**What is asked:** Report the count of lines containing the word "SEGUNDO" in the entries below, and nothing more.
-- Begin Records shown --
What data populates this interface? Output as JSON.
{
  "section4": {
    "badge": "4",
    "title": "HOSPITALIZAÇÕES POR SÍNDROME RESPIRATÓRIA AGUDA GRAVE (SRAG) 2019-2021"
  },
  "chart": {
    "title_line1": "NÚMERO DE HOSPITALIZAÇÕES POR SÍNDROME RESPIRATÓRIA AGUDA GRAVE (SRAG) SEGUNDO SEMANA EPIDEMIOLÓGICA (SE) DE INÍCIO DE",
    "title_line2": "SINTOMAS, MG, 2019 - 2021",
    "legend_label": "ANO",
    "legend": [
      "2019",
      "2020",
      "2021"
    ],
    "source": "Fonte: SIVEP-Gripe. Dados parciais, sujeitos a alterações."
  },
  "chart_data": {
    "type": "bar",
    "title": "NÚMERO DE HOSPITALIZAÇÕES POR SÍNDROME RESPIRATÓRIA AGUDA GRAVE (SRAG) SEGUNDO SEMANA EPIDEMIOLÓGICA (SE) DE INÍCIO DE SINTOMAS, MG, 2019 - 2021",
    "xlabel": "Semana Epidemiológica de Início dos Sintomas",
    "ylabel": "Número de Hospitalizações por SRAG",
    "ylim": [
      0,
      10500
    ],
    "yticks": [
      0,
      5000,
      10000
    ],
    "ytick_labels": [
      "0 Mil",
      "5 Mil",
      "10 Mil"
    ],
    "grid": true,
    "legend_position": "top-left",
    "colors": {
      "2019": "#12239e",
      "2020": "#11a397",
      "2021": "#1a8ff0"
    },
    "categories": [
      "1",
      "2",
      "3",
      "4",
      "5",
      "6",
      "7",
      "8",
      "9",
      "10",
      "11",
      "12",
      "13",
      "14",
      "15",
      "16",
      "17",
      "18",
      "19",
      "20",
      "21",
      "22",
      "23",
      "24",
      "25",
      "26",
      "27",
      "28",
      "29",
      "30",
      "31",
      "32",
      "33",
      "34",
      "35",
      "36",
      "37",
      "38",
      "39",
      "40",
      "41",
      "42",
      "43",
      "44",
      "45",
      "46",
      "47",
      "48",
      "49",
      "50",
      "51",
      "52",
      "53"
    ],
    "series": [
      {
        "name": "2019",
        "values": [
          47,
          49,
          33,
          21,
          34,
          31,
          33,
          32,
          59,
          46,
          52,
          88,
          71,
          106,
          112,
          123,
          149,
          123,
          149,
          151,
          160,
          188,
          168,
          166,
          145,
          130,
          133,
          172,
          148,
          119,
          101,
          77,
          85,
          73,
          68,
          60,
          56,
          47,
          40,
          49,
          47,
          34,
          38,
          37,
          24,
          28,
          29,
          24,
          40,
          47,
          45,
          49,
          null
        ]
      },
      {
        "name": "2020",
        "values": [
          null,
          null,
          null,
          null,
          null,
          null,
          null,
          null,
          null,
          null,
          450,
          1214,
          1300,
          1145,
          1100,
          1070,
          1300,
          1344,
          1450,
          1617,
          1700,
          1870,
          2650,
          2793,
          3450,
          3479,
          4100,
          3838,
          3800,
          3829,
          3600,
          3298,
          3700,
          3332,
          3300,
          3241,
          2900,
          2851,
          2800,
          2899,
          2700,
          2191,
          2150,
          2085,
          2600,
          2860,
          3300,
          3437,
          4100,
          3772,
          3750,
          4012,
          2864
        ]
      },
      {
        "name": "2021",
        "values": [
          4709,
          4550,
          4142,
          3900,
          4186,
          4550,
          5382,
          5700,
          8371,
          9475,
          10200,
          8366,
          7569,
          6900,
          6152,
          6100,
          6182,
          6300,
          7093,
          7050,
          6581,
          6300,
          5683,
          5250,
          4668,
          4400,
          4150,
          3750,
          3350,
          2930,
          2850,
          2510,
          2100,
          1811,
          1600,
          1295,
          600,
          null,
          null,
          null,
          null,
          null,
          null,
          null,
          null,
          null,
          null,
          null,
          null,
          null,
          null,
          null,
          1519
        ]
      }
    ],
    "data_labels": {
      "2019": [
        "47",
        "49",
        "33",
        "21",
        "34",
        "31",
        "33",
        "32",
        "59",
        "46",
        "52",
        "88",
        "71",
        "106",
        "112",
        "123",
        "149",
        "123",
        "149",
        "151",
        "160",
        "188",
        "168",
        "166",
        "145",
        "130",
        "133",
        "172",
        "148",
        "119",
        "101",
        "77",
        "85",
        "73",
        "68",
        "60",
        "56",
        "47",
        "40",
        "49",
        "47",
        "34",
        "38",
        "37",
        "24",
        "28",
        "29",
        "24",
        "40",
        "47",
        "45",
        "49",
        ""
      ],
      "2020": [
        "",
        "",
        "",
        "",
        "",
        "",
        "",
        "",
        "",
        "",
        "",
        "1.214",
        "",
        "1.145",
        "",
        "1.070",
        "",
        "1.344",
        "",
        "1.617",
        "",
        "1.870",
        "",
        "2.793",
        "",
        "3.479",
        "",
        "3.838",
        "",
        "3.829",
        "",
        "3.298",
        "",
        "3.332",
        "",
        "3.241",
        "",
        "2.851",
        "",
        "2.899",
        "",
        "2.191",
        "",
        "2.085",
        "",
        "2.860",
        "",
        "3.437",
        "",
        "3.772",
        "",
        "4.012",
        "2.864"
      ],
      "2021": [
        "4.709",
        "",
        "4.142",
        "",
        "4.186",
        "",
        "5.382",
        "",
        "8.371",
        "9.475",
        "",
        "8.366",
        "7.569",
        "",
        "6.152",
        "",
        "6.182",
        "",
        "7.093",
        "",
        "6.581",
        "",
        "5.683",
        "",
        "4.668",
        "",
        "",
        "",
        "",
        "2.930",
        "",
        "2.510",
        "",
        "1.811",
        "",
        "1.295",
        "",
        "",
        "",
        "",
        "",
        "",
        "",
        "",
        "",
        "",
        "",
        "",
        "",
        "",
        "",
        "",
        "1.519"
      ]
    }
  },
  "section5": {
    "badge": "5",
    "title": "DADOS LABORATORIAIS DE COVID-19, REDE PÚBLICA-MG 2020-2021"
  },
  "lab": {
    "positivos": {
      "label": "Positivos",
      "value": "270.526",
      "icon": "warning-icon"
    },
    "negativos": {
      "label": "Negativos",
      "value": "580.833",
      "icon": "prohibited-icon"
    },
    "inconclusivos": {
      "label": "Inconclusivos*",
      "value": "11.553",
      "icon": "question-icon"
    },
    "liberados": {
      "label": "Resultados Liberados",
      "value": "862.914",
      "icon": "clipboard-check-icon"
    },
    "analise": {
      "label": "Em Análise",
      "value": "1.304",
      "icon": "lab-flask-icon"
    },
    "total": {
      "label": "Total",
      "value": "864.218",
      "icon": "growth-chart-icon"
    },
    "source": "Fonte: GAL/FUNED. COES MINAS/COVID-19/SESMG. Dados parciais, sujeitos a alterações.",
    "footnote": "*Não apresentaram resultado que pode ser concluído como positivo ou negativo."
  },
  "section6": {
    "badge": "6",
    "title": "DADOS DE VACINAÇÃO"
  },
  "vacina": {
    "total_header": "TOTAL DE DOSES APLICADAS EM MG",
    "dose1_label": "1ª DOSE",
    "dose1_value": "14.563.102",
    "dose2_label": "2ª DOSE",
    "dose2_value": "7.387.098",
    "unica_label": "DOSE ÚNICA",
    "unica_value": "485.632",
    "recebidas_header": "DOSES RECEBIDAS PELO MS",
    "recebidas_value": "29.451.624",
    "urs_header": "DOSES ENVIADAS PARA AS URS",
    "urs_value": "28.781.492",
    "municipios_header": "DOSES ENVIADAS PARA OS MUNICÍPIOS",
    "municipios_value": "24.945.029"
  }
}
-- End Records shown --
**In response:** 2